= What the exercise asks =
Present every line from the one containing "portrait: [157, 170, 337, 406]" down through the one containing "responsibilities-label: Responsabilités:: [631, 434, 795, 458]" in the items below as a Markdown table. Use the columns Row and Line, number each row, and leave out blank lines.
# Data supplied start
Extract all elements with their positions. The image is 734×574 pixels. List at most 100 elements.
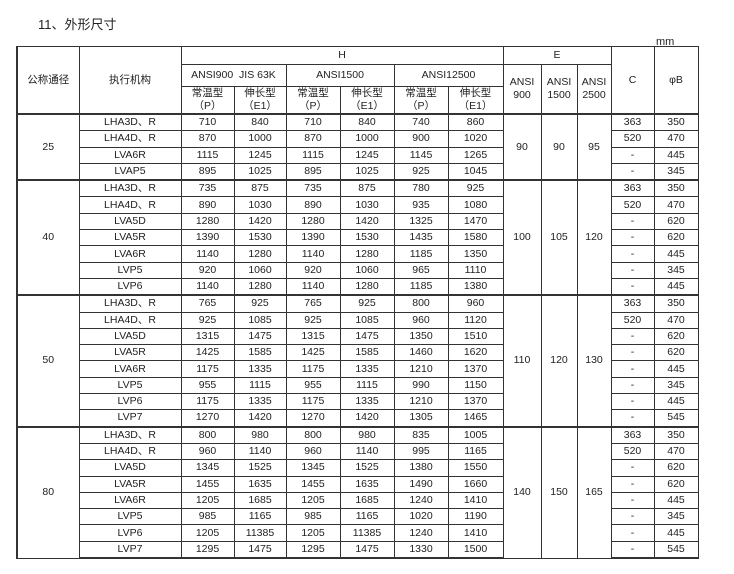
c-value-cell: -: [610, 524, 655, 542]
c-value-cell: -: [610, 459, 655, 477]
c-value-cell: 363: [610, 179, 655, 198]
h-value-cell: 955: [180, 376, 235, 395]
h-value-cell: 1205: [285, 524, 341, 542]
h-value-cell: 960: [180, 442, 235, 461]
actuator-cell: LVA5R: [78, 475, 182, 493]
e-col-label: 900: [513, 89, 531, 101]
h-value-cell: 870: [285, 130, 341, 148]
actuator-cell: LVAP5: [78, 162, 182, 181]
b-value-cell: 445: [653, 245, 699, 263]
h-value-cell: 1470: [447, 212, 504, 231]
actuator-cell: LVP7: [78, 540, 182, 560]
h-value-cell: 1420: [233, 212, 287, 231]
h-value-cell: 895: [180, 162, 235, 181]
actuator-cell: LHA3D、R: [78, 294, 182, 313]
h-value-cell: 1390: [285, 229, 341, 247]
h-value-cell: 1205: [285, 491, 341, 510]
h-value-cell: 1280: [339, 277, 395, 296]
h-value-cell: 925: [393, 162, 449, 181]
e-col-label: ANSI: [509, 76, 535, 88]
h-value-cell: 925: [447, 179, 504, 198]
h-value-cell: 710: [180, 113, 235, 132]
table-row: LVP7 1295 1475 1295 1475 1330 1500-545: [17, 540, 699, 560]
table-row: 50 LHA3D、R 765 925 765 925 800 960 110 120 130 363 3…: [16, 294, 699, 428]
b-value-cell: 620: [653, 327, 699, 346]
h-value-cell: 1345: [180, 459, 235, 477]
h-value-cell: 965: [393, 261, 449, 279]
h-value-cell: 1305: [393, 409, 449, 428]
h-value-cell: 875: [339, 179, 395, 198]
h-value-cell: 1380: [393, 459, 449, 477]
section-title: 11、外形尺寸: [38, 17, 117, 32]
e-value-cell: 90: [502, 112, 542, 181]
c-value-cell: 363: [610, 294, 655, 313]
actuator-cell: LVA5D: [78, 459, 182, 477]
h-value-cell: 1115: [180, 146, 235, 164]
e-value-cell: 100: [502, 179, 542, 296]
h-value-cell: 1140: [285, 245, 341, 263]
actuator-cell: LHA3D、R: [78, 113, 182, 132]
h-value-cell: 900: [393, 130, 449, 148]
b-value-cell: 620: [653, 212, 699, 231]
c-value-cell: -: [610, 277, 655, 296]
h-value-cell: 1425: [180, 344, 235, 362]
h-value-cell: 1025: [339, 162, 395, 181]
b-value-cell: 620: [653, 229, 699, 247]
b-value-cell: 350: [653, 113, 699, 132]
h-value-cell: 1345: [285, 459, 341, 477]
sub-type: 伸长型: [244, 87, 276, 99]
b-value-cell: 620: [653, 475, 699, 493]
header-sub-col: 伸长型 （E1）: [447, 86, 504, 115]
h-value-cell: 1660: [447, 475, 504, 493]
h-value-cell: 1080: [447, 196, 504, 214]
header-c: C: [610, 46, 655, 115]
e-value-cell: 105: [540, 179, 578, 296]
e-col-label: ANSI: [581, 76, 607, 88]
h-value-cell: 1140: [285, 277, 341, 296]
h-value-cell: 1525: [233, 459, 287, 477]
table-row: LVA6R 1140 1280 1140 1280 1185 1350-445: [17, 245, 699, 263]
table-row: 25 LHA3D、R 710 840 710 840 740 860 90 90 95 363 350: [16, 112, 699, 181]
h-value-cell: 1685: [233, 491, 287, 510]
unit-label: mm: [656, 36, 675, 48]
h-value-cell: 890: [285, 196, 341, 214]
c-value-cell: -: [610, 491, 655, 510]
table-row: LVA6R 1115 1245 1115 1245 1145 1265-445: [17, 146, 699, 164]
b-value-cell: 620: [653, 344, 699, 362]
table-row: LHA4D、R 870 1000 870 1000 900 1020 520 470: [17, 130, 699, 148]
h-value-cell: 995: [393, 442, 449, 461]
h-value-cell: 1030: [339, 196, 395, 214]
h-value-cell: 1460: [393, 344, 449, 362]
table-row: LHA4D、R 960 1140 960 1140 995 1165 520 470: [17, 442, 699, 461]
h-value-cell: 1475: [233, 327, 287, 346]
b-value-cell: 445: [653, 491, 699, 510]
h-value-cell: 1025: [233, 162, 287, 181]
h-value-cell: 840: [339, 113, 395, 132]
nominal-size-cell: 50: [16, 294, 80, 428]
h-value-cell: 1550: [447, 459, 504, 477]
c-value-cell: -: [610, 229, 655, 247]
b-value-cell: 445: [653, 360, 699, 378]
h-value-cell: 835: [393, 425, 449, 444]
h-value-cell: 860: [447, 113, 504, 132]
h-value-cell: 735: [180, 179, 235, 198]
h-value-cell: 1120: [447, 311, 504, 329]
h-value-cell: 1490: [393, 475, 449, 493]
table-row: 40 LHA3D、R 735 875 735 875 780 925 100 105 120 363 3…: [16, 179, 699, 296]
h-value-cell: 1475: [233, 540, 287, 560]
header-e-col: ANSI 2500: [576, 64, 612, 115]
e-value-cell: 165: [576, 425, 612, 559]
h-value-cell: 1270: [285, 409, 341, 428]
c-value-cell: -: [610, 146, 655, 164]
h-value-cell: 1685: [339, 491, 395, 510]
h-value-cell: 1110: [447, 261, 504, 279]
h-value-cell: 960: [393, 311, 449, 329]
b-value-cell: 345: [653, 508, 699, 526]
h-value-cell: 1150: [447, 376, 504, 395]
actuator-cell: LVP5: [78, 376, 182, 395]
header-sub-col: 伸长型 （E1）: [339, 86, 395, 115]
h-value-cell: 800: [180, 425, 235, 444]
h-value-cell: 1380: [447, 277, 504, 296]
b-value-cell: 470: [653, 196, 699, 214]
header-h-group: ANSI1500: [285, 64, 395, 87]
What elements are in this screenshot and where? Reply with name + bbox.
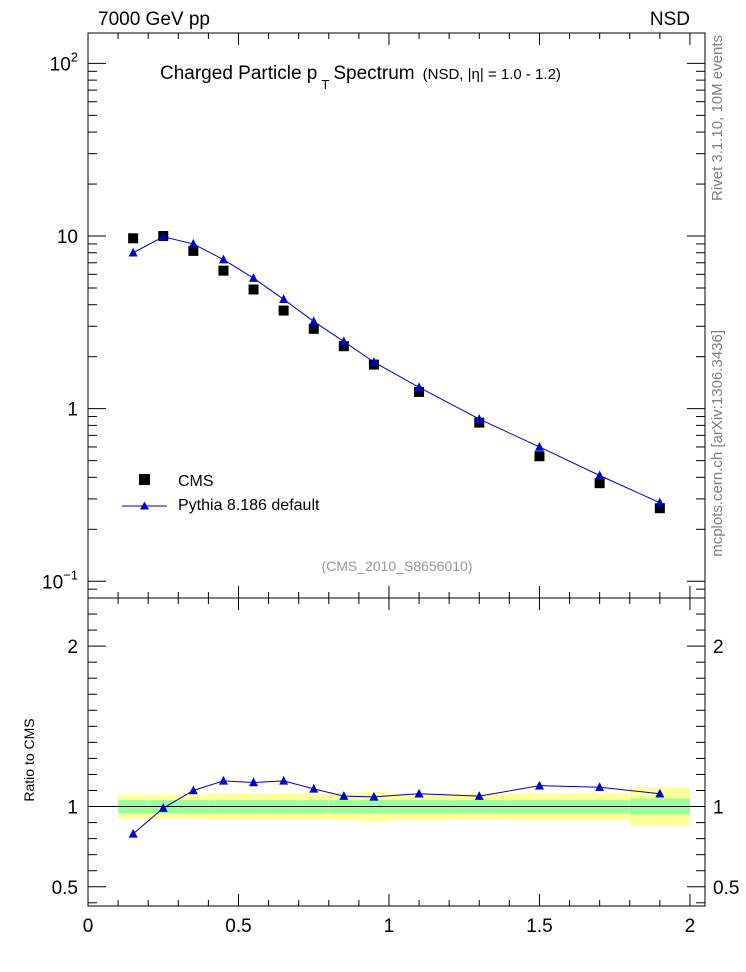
ratio-y-tick-label: 1 <box>67 798 78 819</box>
ratio-point <box>218 775 228 785</box>
x-tick-label: 0.5 <box>225 916 251 937</box>
cms-point <box>278 305 289 316</box>
side-label-mcplots: mcplots.cern.ch [arXiv:1306.3436] <box>709 330 726 557</box>
legend-cms-marker <box>139 474 150 485</box>
ratio-point <box>158 803 168 812</box>
title-subscript: T <box>321 77 329 92</box>
y-tick-label: 1 <box>67 400 78 421</box>
ratio-point <box>188 785 198 795</box>
header-process: NSD <box>650 9 690 30</box>
cms-point <box>218 265 229 276</box>
y-tick-label: 102 <box>50 49 78 75</box>
cms-point <box>308 323 319 334</box>
pythia-point <box>339 336 349 346</box>
legend: CMS Pythia 8.186 default <box>122 473 320 514</box>
ratio-point <box>534 780 544 790</box>
pythia-point <box>309 316 319 326</box>
ratio-point <box>128 828 138 838</box>
title-rest: Spectrum <box>333 63 414 84</box>
y-tick-label-base: 1 <box>67 400 78 421</box>
pythia-point <box>249 273 259 282</box>
cms-point <box>534 451 545 462</box>
x-tick-label: 1 <box>384 916 395 937</box>
pythia-point <box>655 497 665 507</box>
x-tick-label: 1.5 <box>526 916 552 937</box>
cms-point <box>414 386 425 397</box>
y-tick-label-base: 10 <box>42 572 63 593</box>
pythia-line <box>132 236 661 504</box>
ratio-line <box>132 780 660 835</box>
ratio-point <box>595 782 605 792</box>
pythia-point <box>128 247 138 257</box>
title-note: (NSD, |η| = 1.0 - 1.2) <box>423 66 561 83</box>
legend-pythia-marker <box>140 501 149 510</box>
cms-point <box>248 284 259 295</box>
x-tick-label: 2 <box>685 916 696 937</box>
analysis-id: (CMS_2010_S8656010) <box>322 558 473 574</box>
y-tick-label-base: 10 <box>57 227 78 248</box>
pythia-point <box>595 470 605 480</box>
ratio-point <box>655 788 665 798</box>
ratio-y-tick-label-right: 0.5 <box>713 878 739 899</box>
pythia-point <box>369 357 379 366</box>
y-tick-label-exponent: −1 <box>63 567 78 582</box>
ratio-point <box>474 791 484 800</box>
ratio-point <box>279 775 289 785</box>
ratio-y-tick-label-right: 1 <box>713 798 724 819</box>
ratio-point <box>339 791 349 800</box>
ratio-point <box>369 791 379 801</box>
cms-point <box>338 341 349 352</box>
pythia-point <box>218 254 228 264</box>
pythia-point <box>188 238 198 248</box>
ratio-y-tick-label: 2 <box>67 637 78 658</box>
legend-cms-label: CMS <box>178 473 214 490</box>
pythia-point <box>534 441 544 451</box>
side-label-rivet: Rivet 3.1.10, 10M events <box>709 35 726 201</box>
ratio-frame <box>87 597 706 907</box>
pythia-point <box>414 382 424 392</box>
y-tick-label: 10 <box>57 227 78 248</box>
y-tick-label: 10−1 <box>42 567 78 593</box>
ratio-point <box>309 783 319 793</box>
chart-title: Charged Particle p T Spectrum (NSD, |η| = 1… <box>160 63 561 92</box>
cms-point <box>188 245 199 256</box>
ratio-y-tick-label-right: 2 <box>713 637 724 658</box>
pythia-point <box>279 294 289 304</box>
cms-point <box>128 233 139 244</box>
title-main: Charged Particle p <box>160 63 317 84</box>
data-series <box>128 231 665 838</box>
legend-pythia-label: Pythia 8.186 default <box>178 497 320 514</box>
ratio-ylabel: Ratio to CMS <box>21 718 37 801</box>
y-tick-label-base: 10 <box>50 54 71 75</box>
header-energy: 7000 GeV pp <box>98 9 210 30</box>
pythia-point <box>474 414 484 423</box>
ratio-y-tick-label: 0.5 <box>52 878 78 899</box>
ratio-point <box>414 788 424 798</box>
y-tick-label-exponent: 2 <box>71 49 78 64</box>
cms-point <box>594 478 605 489</box>
x-tick-label: 0 <box>83 916 94 937</box>
cms-point <box>654 503 665 514</box>
ratio-point <box>249 777 259 787</box>
pythia-point <box>158 231 168 241</box>
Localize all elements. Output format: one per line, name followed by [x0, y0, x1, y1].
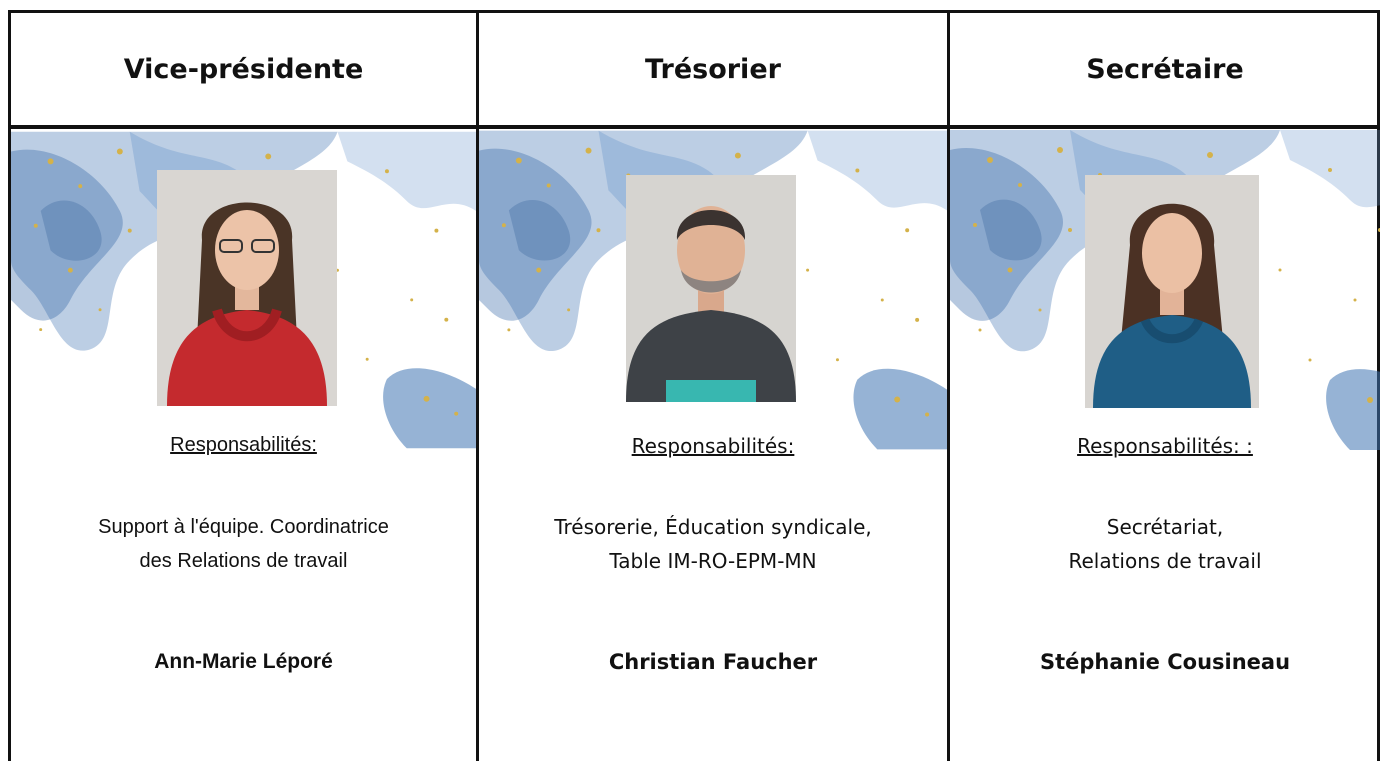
portrait: [157, 170, 337, 406]
responsibilities-label: Responsabilités: :: [1077, 434, 1253, 458]
column-title: Trésorier: [479, 13, 947, 129]
person-name: Stéphanie Cousineau: [1039, 650, 1291, 674]
person-name: Ann-Marie Léporé: [154, 650, 333, 673]
column-title: Secrétaire: [950, 13, 1380, 129]
portrait: [626, 175, 796, 402]
responsibilities-label: Responsabilités:: [631, 434, 795, 458]
description: Secrétariat, Relations de travail: [950, 510, 1380, 578]
description-line: Table IM-RO-EPM-MN: [609, 549, 817, 573]
description-line: Relations de travail: [1068, 549, 1262, 573]
column: Trésorier Responsabilités: Trésorerie, É…: [476, 10, 947, 761]
description: Trésorerie, Éducation syndicale, Table I…: [479, 510, 947, 578]
responsibilities-label: Responsabilités:: [170, 434, 317, 456]
person-name: Christian Faucher: [608, 650, 818, 674]
column-title: Vice-présidente: [11, 13, 476, 129]
portrait: [1085, 175, 1259, 408]
column: Secrétaire Responsabilités: : Secrétaria…: [947, 10, 1380, 761]
description-line: Secrétariat,: [1106, 515, 1224, 539]
description: Support à l'équipe. Coordinatrice des Re…: [11, 510, 476, 578]
column: Vice-présidente Responsabilités: Support…: [8, 10, 476, 761]
description-line: Trésorerie, Éducation syndicale,: [554, 515, 872, 539]
description-line: des Relations de travail: [139, 550, 348, 572]
description-line: Support à l'équipe. Coordinatrice: [98, 516, 389, 538]
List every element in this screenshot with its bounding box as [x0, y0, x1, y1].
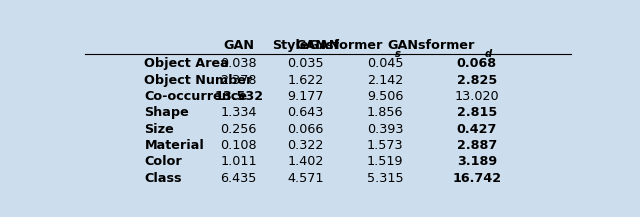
- Text: 9.177: 9.177: [287, 90, 324, 103]
- Text: StyleGAN: StyleGAN: [272, 39, 339, 52]
- Text: 2.378: 2.378: [220, 74, 257, 87]
- Text: 9.506: 9.506: [367, 90, 403, 103]
- Text: GAN: GAN: [223, 39, 254, 52]
- Text: Material: Material: [145, 139, 204, 152]
- Text: s: s: [394, 49, 401, 59]
- Text: 0.393: 0.393: [367, 123, 403, 136]
- Text: 0.256: 0.256: [221, 123, 257, 136]
- Text: 0.035: 0.035: [287, 57, 324, 70]
- Text: 1.402: 1.402: [287, 155, 324, 168]
- Text: Size: Size: [145, 123, 174, 136]
- Text: GANsformer: GANsformer: [295, 39, 383, 52]
- Text: 6.435: 6.435: [221, 172, 257, 185]
- Text: 0.038: 0.038: [220, 57, 257, 70]
- Text: 0.427: 0.427: [456, 123, 497, 136]
- Text: 2.815: 2.815: [457, 106, 497, 119]
- Text: 0.643: 0.643: [287, 106, 324, 119]
- Text: 16.742: 16.742: [452, 172, 501, 185]
- Text: d: d: [485, 49, 492, 59]
- Text: 0.045: 0.045: [367, 57, 403, 70]
- Text: Co-occurrence: Co-occurrence: [145, 90, 248, 103]
- Text: Object Number: Object Number: [145, 74, 253, 87]
- Text: 13.532: 13.532: [214, 90, 263, 103]
- Text: 2.142: 2.142: [367, 74, 403, 87]
- Text: Color: Color: [145, 155, 182, 168]
- Text: GANsformer: GANsformer: [387, 39, 474, 52]
- Text: 2.825: 2.825: [457, 74, 497, 87]
- Text: 0.066: 0.066: [287, 123, 324, 136]
- Text: 4.571: 4.571: [287, 172, 324, 185]
- Text: 3.189: 3.189: [457, 155, 497, 168]
- Text: Shape: Shape: [145, 106, 189, 119]
- Text: Object Area: Object Area: [145, 57, 229, 70]
- Text: 1.519: 1.519: [367, 155, 403, 168]
- Text: 1.622: 1.622: [287, 74, 324, 87]
- Text: Class: Class: [145, 172, 182, 185]
- Text: 2.887: 2.887: [457, 139, 497, 152]
- Text: 5.315: 5.315: [367, 172, 403, 185]
- Text: 0.108: 0.108: [220, 139, 257, 152]
- Text: 13.020: 13.020: [454, 90, 499, 103]
- Text: 1.856: 1.856: [367, 106, 403, 119]
- Text: 1.334: 1.334: [220, 106, 257, 119]
- Text: 1.573: 1.573: [367, 139, 403, 152]
- Text: 0.322: 0.322: [287, 139, 324, 152]
- Text: 0.068: 0.068: [457, 57, 497, 70]
- Text: 1.011: 1.011: [220, 155, 257, 168]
# Data supplied end
= Output =
| Row | Line |
|---|---|
| 1 | portrait: [157, 170, 337, 406] |
| 2 | responsibilities-label: Responsabilités: :: [1077, 434, 1253, 458] |
| 3 | column-title: Trésorier: [479, 13, 947, 129] |
| 4 | person-name: Stéphanie Cousineau: [1039, 650, 1291, 674] |
| 5 | person-name: Ann-Marie Léporé: [154, 650, 333, 673] |
| 6 | column-title: Secrétaire: [950, 13, 1380, 129] |
| 7 | portrait: [626, 175, 796, 402] |
| 8 | responsibilities-label: Responsabilités:: [631, 434, 795, 458] |